The problem ->
Return all lines in the material below that contain "SUBPART".

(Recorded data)
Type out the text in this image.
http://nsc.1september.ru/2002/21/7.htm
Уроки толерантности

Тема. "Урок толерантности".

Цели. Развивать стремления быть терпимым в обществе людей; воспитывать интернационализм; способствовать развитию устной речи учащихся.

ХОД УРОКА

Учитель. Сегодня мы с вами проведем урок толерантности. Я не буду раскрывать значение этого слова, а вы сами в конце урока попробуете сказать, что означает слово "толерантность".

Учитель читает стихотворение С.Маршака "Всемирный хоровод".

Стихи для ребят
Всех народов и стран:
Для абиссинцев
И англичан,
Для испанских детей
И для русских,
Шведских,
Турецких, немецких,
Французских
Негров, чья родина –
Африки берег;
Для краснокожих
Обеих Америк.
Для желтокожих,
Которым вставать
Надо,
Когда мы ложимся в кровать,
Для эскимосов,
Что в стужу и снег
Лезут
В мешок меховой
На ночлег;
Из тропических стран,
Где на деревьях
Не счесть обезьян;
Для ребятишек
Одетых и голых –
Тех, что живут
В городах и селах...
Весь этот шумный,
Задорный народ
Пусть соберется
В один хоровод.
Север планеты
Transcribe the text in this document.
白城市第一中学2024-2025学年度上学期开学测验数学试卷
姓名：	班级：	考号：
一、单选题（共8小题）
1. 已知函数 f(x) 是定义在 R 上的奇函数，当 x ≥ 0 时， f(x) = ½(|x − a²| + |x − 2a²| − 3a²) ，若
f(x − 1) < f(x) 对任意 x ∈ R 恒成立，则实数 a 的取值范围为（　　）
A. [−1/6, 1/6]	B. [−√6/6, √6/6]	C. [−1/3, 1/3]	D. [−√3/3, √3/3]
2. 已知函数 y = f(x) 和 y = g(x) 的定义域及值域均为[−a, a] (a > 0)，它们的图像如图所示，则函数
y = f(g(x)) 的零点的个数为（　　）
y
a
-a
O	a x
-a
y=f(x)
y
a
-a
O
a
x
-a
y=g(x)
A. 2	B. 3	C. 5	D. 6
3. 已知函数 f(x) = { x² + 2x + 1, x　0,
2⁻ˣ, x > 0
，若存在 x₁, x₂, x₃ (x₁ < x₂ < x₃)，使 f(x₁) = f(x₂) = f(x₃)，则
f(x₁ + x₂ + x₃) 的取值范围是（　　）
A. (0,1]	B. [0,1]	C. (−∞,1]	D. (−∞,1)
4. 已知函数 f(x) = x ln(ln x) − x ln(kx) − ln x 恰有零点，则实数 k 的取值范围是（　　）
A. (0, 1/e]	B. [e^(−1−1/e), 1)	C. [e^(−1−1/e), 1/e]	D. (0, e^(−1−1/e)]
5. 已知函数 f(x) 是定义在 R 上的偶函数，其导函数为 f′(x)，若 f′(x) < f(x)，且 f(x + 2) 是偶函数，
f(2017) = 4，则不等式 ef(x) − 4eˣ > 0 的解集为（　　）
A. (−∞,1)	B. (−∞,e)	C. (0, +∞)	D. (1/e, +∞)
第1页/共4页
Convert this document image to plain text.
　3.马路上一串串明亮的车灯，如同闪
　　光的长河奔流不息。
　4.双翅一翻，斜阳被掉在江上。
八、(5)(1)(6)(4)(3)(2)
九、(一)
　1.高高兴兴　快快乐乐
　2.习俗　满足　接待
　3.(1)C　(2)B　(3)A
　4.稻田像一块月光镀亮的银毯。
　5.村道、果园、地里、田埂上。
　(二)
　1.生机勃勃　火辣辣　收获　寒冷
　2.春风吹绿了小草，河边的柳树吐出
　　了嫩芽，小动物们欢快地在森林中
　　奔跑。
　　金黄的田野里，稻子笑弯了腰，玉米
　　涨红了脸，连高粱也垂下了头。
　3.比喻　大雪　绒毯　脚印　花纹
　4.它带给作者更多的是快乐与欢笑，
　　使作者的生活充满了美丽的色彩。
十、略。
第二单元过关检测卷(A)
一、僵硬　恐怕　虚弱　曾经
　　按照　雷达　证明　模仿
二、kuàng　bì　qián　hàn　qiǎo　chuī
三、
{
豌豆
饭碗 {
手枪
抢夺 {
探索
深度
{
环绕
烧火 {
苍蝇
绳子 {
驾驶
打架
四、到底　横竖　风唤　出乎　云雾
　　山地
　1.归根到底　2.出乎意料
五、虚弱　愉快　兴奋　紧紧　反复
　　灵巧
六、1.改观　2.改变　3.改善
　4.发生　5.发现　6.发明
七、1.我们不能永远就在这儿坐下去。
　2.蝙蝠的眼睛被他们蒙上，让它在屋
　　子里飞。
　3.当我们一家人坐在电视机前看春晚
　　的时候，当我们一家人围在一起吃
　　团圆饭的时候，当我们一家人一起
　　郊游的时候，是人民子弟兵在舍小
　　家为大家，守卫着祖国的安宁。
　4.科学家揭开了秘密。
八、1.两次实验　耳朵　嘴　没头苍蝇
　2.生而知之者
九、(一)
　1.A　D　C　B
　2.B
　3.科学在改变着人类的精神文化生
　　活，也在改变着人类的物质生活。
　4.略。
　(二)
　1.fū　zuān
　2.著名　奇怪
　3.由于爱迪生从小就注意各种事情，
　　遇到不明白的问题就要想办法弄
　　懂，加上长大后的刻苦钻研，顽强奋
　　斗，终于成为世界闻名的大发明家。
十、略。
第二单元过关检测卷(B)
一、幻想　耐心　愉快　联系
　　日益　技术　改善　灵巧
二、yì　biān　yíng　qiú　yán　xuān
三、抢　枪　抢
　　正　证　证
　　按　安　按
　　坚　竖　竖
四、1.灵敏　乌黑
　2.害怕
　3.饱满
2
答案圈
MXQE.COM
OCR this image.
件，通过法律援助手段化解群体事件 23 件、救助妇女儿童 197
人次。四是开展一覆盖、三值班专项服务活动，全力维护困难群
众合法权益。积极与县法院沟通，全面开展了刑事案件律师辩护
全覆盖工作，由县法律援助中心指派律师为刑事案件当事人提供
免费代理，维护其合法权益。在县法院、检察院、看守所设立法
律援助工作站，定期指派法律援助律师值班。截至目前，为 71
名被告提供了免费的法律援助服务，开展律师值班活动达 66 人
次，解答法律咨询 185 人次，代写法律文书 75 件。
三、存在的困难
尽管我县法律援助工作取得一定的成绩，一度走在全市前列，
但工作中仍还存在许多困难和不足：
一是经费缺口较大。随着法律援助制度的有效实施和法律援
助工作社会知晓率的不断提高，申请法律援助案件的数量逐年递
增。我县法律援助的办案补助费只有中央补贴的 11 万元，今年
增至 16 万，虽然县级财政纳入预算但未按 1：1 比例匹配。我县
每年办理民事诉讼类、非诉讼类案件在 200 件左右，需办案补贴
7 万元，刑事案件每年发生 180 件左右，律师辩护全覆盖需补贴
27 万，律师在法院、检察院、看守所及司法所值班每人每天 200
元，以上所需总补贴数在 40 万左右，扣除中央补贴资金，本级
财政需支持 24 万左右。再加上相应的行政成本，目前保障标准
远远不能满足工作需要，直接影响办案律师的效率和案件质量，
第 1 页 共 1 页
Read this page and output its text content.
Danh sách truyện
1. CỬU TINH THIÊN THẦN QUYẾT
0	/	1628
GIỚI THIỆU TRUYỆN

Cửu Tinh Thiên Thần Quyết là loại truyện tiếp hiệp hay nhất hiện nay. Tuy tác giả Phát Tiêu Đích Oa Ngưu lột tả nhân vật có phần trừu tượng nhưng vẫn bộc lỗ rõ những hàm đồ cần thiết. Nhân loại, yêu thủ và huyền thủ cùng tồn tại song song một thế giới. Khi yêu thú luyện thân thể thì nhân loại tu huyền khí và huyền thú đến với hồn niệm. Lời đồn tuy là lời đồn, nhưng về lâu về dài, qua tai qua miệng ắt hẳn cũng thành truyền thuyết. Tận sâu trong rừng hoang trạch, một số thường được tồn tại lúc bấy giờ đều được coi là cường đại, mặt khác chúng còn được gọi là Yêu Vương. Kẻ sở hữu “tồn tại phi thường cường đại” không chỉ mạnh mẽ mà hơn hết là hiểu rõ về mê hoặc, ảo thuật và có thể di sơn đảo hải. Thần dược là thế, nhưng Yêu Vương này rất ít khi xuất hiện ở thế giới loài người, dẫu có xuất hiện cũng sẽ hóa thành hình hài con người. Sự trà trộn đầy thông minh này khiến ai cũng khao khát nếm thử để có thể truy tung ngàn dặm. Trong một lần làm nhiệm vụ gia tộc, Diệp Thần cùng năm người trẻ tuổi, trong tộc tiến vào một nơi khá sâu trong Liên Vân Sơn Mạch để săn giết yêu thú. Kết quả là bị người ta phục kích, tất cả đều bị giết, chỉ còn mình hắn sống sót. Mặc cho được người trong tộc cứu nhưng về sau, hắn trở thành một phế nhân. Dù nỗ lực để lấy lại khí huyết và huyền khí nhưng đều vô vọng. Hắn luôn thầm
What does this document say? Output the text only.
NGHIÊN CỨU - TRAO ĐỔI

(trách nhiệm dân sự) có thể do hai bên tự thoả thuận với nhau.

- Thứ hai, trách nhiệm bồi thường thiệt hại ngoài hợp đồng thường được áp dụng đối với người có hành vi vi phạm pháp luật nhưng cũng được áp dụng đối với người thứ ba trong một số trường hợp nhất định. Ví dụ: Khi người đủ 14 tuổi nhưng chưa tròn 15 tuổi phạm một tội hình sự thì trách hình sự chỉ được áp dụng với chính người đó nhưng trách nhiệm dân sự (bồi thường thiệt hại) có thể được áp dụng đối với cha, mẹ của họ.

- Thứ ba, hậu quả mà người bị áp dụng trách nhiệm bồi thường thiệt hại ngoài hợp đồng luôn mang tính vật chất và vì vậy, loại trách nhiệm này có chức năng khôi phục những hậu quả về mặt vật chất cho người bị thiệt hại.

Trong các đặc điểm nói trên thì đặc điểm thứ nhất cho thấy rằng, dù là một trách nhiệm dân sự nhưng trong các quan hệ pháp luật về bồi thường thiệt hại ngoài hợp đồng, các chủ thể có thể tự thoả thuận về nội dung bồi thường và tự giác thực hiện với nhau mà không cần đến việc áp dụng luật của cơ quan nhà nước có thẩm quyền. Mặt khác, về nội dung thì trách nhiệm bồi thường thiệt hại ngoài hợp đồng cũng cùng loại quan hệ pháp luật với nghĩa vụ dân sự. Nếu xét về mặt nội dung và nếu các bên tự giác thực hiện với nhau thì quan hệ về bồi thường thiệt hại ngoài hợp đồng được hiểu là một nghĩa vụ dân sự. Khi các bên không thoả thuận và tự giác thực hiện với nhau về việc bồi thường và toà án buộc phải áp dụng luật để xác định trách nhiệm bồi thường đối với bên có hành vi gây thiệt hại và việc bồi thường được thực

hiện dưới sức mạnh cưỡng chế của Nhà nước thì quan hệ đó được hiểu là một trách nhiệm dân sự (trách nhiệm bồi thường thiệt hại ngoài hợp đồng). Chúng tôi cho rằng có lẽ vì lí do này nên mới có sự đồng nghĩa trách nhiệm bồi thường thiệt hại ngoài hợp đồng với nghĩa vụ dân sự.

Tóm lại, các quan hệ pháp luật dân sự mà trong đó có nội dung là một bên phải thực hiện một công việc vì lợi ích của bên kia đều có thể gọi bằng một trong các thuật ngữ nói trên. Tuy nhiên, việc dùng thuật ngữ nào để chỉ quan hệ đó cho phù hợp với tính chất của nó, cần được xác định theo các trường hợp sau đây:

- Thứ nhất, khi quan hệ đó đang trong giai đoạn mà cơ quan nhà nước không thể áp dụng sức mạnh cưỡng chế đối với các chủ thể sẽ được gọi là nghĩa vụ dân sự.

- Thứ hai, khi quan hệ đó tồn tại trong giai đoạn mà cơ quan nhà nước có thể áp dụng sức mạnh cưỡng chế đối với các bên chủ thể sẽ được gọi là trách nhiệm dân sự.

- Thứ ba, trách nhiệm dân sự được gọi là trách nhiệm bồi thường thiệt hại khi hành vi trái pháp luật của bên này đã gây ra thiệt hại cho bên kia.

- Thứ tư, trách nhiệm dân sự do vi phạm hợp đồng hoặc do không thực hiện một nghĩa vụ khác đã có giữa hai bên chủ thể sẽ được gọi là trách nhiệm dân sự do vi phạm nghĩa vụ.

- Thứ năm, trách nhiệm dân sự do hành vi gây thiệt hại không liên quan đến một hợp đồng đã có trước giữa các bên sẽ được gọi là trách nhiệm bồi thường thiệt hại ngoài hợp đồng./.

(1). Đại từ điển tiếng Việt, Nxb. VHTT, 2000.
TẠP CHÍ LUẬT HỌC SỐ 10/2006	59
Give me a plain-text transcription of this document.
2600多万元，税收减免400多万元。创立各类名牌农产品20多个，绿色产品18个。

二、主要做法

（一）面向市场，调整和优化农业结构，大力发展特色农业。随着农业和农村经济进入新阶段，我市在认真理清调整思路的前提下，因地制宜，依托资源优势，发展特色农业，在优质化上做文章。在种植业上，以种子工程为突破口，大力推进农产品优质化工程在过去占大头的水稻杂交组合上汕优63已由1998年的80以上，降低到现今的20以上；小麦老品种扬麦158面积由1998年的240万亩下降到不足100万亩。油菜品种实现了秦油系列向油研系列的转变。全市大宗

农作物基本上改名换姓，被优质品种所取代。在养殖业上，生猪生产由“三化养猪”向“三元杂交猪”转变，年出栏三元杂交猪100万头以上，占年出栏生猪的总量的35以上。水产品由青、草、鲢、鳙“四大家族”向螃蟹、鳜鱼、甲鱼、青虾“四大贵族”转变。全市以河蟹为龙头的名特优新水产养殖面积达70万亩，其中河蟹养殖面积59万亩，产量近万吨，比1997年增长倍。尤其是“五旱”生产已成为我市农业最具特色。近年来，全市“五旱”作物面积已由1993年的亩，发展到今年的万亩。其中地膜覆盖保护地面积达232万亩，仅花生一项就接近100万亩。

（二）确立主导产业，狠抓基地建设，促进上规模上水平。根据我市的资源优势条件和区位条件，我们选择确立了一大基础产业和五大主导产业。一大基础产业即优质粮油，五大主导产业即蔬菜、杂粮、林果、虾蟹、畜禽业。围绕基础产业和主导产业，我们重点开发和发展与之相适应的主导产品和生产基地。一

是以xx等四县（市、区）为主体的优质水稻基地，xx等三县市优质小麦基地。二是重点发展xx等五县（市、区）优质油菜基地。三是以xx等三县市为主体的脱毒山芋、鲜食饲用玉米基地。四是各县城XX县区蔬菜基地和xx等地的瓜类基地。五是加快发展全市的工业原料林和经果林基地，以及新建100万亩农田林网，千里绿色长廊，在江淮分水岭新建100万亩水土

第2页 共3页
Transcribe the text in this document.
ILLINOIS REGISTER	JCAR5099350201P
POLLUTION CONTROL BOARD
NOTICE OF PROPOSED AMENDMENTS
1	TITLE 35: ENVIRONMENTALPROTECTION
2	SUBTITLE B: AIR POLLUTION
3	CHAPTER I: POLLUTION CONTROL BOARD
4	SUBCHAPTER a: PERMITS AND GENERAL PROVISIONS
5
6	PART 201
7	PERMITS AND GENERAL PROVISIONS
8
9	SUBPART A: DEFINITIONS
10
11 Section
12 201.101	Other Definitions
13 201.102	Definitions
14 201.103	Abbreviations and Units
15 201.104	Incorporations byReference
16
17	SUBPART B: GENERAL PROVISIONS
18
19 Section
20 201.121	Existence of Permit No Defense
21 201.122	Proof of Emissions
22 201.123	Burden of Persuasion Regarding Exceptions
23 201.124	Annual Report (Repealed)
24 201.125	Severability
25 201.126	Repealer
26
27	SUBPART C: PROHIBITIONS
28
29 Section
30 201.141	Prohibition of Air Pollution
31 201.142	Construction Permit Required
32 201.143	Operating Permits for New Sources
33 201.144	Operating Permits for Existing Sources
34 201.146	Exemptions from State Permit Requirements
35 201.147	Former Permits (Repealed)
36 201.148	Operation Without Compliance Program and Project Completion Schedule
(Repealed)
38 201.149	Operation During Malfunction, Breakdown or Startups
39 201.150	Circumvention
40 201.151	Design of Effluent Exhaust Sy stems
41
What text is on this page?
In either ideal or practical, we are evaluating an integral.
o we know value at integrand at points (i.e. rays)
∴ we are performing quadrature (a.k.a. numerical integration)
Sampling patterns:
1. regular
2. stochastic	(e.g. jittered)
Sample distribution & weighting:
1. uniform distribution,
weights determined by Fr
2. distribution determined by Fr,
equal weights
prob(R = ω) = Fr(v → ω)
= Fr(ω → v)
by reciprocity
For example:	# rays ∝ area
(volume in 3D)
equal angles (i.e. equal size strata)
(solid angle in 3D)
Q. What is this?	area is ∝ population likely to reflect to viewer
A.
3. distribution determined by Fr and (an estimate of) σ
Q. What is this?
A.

Task output ->
9	SUBPART A: DEFINITIONS
17	SUBPART B: GENERAL PROVISIONS
27	SUBPART C: PROHIBITIONS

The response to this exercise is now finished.